→ **Given instruction**: Extract from the listing each line in which the word "index" appears.

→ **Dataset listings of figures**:
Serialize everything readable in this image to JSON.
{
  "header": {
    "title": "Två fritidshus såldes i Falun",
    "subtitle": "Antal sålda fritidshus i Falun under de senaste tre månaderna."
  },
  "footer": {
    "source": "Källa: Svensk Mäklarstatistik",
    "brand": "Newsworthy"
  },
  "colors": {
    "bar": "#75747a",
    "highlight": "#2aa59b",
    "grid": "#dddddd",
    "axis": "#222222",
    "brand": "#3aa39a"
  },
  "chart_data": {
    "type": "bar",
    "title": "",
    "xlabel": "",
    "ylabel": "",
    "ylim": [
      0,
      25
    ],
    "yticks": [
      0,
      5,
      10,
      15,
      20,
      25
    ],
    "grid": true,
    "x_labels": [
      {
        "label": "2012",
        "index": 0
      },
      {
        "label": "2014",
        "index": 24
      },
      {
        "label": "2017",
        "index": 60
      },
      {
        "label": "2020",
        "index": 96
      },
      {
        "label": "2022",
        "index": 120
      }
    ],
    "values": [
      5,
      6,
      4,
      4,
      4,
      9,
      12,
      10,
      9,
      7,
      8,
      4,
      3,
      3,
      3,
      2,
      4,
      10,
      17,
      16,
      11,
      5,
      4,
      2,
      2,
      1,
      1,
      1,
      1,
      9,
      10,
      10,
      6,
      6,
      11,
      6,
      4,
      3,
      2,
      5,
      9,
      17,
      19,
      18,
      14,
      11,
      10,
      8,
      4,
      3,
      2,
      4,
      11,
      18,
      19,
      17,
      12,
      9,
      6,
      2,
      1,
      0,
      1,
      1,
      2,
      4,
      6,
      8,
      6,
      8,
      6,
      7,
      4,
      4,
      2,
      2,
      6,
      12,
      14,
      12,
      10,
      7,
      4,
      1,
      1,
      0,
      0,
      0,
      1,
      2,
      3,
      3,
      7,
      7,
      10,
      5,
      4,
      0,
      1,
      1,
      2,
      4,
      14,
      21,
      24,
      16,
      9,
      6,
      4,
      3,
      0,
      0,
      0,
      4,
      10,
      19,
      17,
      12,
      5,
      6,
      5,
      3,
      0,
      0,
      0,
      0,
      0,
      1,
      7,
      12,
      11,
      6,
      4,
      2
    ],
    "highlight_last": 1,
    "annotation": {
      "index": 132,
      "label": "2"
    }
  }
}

→ **Task result**:
        "index": 0
        "index": 24
        "index": 60
        "index": 96
        "index": 120
      "index": 132,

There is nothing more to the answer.